### WORK REQUIRED:
Return every line of the material below verbatim, leaving out the pictures.

— Start GIVEN RECORDS —

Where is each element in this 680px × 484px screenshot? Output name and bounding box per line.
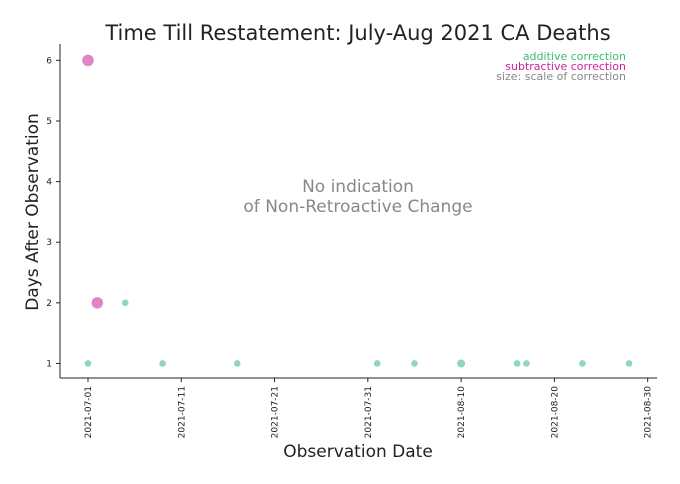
x-axis-title: Observation Date (283, 442, 433, 462)
y-tick-label: 3 (46, 238, 52, 248)
data-points (82, 54, 633, 368)
chart-title: Time Till Restatement: July-Aug 2021 CA … (104, 21, 610, 45)
additive-correction-point (625, 360, 633, 367)
x-tick-label: 2021-07-11 (177, 386, 187, 438)
x-axis-ticks: 2021-07-01 2021-07-11 2021-07-21 2021-07-31… (84, 378, 654, 438)
legend: additive correction subtractive correcti… (496, 50, 626, 83)
additive-correction-point (411, 360, 418, 367)
y-tick-label: 5 (46, 117, 52, 127)
x-tick-label: 2021-08-30 (644, 386, 654, 439)
annotation-line-2: of Non-Retroactive Change (243, 197, 472, 217)
y-tick-label: 4 (46, 178, 52, 188)
legend-entry-subtractive: subtractive correction (505, 60, 626, 73)
additive-correction-point (513, 360, 521, 367)
x-tick-label: 2021-07-31 (364, 386, 374, 438)
annotation-line-1: No indication (302, 177, 414, 197)
y-axis-title: Days After Observation (23, 113, 43, 311)
additive-correction-point (121, 299, 129, 307)
subtractive-correction-point (82, 54, 94, 67)
additive-correction-point (159, 360, 166, 367)
legend-entry-additive: additive correction (523, 50, 626, 63)
additive-correction-point (373, 360, 381, 367)
y-axis-ticks: 1 2 3 4 5 6 (46, 56, 60, 369)
additive-correction-point (233, 360, 241, 367)
additive-correction-point (457, 359, 466, 368)
additive-correction-point (523, 360, 530, 367)
subtractive-correction-point (91, 297, 104, 309)
y-tick-label: 6 (46, 56, 52, 66)
additive-correction-point (579, 360, 586, 367)
x-tick-label: 2021-07-21 (271, 386, 281, 438)
x-tick-label: 2021-07-01 (84, 386, 94, 438)
legend-entry-size: size: scale of correction (496, 70, 626, 83)
x-tick-label: 2021-08-20 (550, 386, 560, 439)
additive-correction-point (84, 360, 92, 367)
x-tick-label: 2021-08-10 (457, 386, 467, 439)
y-tick-label: 2 (46, 299, 52, 309)
y-tick-label: 1 (46, 359, 52, 369)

— End GIVEN RECORDS —

### ANSWER IN FULL:
Where is each element in this 680px × 484px screenshot? Output name and bounding box per line.
x-axis-title: Observation Date (283, 442, 433, 462)
y-tick-label: 3 (46, 238, 52, 248)
data-points (82, 54, 633, 368)
chart-title: Time Till Restatement: July-Aug 2021 CA … (104, 21, 610, 45)
additive-correction-point (625, 360, 633, 367)
x-tick-label: 2021-07-11 (177, 386, 187, 438)
x-axis-ticks: 2021-07-01 2021-07-11 2021-07-21 2021-07-31… (84, 378, 654, 438)
legend: additive correction subtractive correcti… (496, 50, 626, 83)
additive-correction-point (411, 360, 418, 367)
y-tick-label: 5 (46, 117, 52, 127)
x-tick-label: 2021-08-30 (644, 386, 654, 439)
annotation-line-2: of Non-Retroactive Change (243, 197, 472, 217)
y-tick-label: 4 (46, 178, 52, 188)
legend-entry-subtractive: subtractive correction (505, 60, 626, 73)
additive-correction-point (513, 360, 521, 367)
x-tick-label: 2021-07-31 (364, 386, 374, 438)
annotation-line-1: No indication (302, 177, 414, 197)
y-axis-title: Days After Observation (23, 113, 43, 311)
additive-correction-point (121, 299, 129, 307)
subtractive-correction-point (82, 54, 94, 67)
additive-correction-point (159, 360, 166, 367)
legend-entry-additive: additive correction (523, 50, 626, 63)
additive-correction-point (373, 360, 381, 367)
y-axis-ticks: 1 2 3 4 5 6 (46, 56, 60, 369)
additive-correction-point (233, 360, 241, 367)
additive-correction-point (457, 359, 466, 368)
additive-correction-point (523, 360, 530, 367)
subtractive-correction-point (91, 297, 104, 309)
y-tick-label: 6 (46, 56, 52, 66)
additive-correction-point (579, 360, 586, 367)
x-tick-label: 2021-07-21 (271, 386, 281, 438)
x-tick-label: 2021-07-01 (84, 386, 94, 438)
legend-entry-size: size: scale of correction (496, 70, 626, 83)
x-tick-label: 2021-08-20 (550, 386, 560, 439)
additive-correction-point (84, 360, 92, 367)
x-tick-label: 2021-08-10 (457, 386, 467, 439)
y-tick-label: 2 (46, 299, 52, 309)
y-tick-label: 1 (46, 359, 52, 369)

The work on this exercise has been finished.